To be done - Below is a listing; copy all of it exactly.

** Start Material for this task **

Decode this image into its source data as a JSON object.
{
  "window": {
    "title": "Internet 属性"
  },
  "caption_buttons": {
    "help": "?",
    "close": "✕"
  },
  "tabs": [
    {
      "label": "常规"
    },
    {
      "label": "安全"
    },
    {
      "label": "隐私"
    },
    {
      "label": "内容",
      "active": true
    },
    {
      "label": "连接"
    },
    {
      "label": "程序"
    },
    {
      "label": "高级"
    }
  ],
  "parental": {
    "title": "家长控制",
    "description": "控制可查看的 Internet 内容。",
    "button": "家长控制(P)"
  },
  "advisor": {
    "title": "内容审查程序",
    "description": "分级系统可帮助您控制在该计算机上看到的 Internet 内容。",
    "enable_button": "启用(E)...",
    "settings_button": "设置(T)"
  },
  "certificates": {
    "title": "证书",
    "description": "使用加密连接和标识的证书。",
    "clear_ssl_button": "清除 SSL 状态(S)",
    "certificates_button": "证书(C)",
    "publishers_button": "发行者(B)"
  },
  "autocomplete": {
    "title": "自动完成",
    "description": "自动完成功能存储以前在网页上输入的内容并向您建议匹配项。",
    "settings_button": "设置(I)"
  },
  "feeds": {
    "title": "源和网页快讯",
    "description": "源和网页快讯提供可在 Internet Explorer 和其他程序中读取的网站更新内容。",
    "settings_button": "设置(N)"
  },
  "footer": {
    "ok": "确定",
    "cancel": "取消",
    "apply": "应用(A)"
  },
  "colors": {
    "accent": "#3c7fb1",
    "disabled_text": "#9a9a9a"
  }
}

** End Material for this task **

Completed exercise -
Decode this image into its source data as a JSON object.
{
  "window": {
    "title": "Internet 属性"
  },
  "caption_buttons": {
    "help": "?",
    "close": "✕"
  },
  "tabs": [
    {
      "label": "常规"
    },
    {
      "label": "安全"
    },
    {
      "label": "隐私"
    },
    {
      "label": "内容",
      "active": true
    },
    {
      "label": "连接"
    },
    {
      "label": "程序"
    },
    {
      "label": "高级"
    }
  ],
  "parental": {
    "title": "家长控制",
    "description": "控制可查看的 Internet 内容。",
    "button": "家长控制(P)"
  },
  "advisor": {
    "title": "内容审查程序",
    "description": "分级系统可帮助您控制在该计算机上看到的 Internet 内容。",
    "enable_button": "启用(E)...",
    "settings_button": "设置(T)"
  },
  "certificates": {
    "title": "证书",
    "description": "使用加密连接和标识的证书。",
    "clear_ssl_button": "清除 SSL 状态(S)",
    "certificates_button": "证书(C)",
    "publishers_button": "发行者(B)"
  },
  "autocomplete": {
    "title": "自动完成",
    "description": "自动完成功能存储以前在网页上输入的内容并向您建议匹配项。",
    "settings_button": "设置(I)"
  },
  "feeds": {
    "title": "源和网页快讯",
    "description": "源和网页快讯提供可在 Internet Explorer 和其他程序中读取的网站更新内容。",
    "settings_button": "设置(N)"
  },
  "footer": {
    "ok": "确定",
    "cancel": "取消",
    "apply": "应用(A)"
  },
  "colors": {
    "accent": "#3c7fb1",
    "disabled_text": "#9a9a9a"
  }
}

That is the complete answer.